#### Task goal:
In the entries that follow, how many lines hold the string "text"? Give only that number.

#### Supplied data:
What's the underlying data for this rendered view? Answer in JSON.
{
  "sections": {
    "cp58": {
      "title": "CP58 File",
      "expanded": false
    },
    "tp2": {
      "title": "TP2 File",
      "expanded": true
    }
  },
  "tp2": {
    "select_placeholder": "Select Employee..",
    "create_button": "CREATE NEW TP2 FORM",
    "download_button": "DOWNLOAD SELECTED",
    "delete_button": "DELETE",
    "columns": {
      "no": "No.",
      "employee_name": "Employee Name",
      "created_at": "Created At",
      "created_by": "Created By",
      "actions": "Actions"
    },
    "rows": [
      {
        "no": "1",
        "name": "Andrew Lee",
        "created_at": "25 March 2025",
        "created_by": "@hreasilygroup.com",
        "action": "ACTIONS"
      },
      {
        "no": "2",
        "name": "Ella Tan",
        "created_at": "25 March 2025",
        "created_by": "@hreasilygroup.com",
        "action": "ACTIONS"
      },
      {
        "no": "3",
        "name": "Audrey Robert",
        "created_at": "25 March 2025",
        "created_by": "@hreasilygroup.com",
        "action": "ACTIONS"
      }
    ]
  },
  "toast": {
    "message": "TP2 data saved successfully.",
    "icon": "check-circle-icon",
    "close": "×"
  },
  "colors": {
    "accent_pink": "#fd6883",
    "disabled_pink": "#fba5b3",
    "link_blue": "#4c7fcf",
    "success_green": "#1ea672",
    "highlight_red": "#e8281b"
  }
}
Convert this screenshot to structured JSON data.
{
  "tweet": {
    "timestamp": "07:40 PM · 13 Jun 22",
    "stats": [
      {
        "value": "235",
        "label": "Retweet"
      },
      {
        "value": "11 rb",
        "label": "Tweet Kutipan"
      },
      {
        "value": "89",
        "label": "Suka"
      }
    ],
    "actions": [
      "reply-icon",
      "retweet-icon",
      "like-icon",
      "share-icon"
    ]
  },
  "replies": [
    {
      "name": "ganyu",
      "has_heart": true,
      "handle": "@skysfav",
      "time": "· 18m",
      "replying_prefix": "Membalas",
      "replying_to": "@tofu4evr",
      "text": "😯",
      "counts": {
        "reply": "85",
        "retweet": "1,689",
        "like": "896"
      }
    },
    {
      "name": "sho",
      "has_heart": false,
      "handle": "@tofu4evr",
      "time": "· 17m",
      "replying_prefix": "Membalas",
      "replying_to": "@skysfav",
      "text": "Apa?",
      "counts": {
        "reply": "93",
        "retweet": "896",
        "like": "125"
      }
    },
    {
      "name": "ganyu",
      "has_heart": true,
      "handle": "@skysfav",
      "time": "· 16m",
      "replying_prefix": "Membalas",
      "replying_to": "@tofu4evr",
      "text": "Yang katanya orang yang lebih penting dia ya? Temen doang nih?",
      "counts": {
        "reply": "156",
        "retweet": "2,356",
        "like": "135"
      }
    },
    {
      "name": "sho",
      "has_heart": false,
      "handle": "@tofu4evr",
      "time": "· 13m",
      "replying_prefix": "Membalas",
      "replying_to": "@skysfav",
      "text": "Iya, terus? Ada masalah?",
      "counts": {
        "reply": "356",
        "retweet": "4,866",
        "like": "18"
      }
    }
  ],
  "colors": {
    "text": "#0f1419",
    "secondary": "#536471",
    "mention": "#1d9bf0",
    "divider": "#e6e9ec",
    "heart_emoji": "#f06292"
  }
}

#### The solution:
5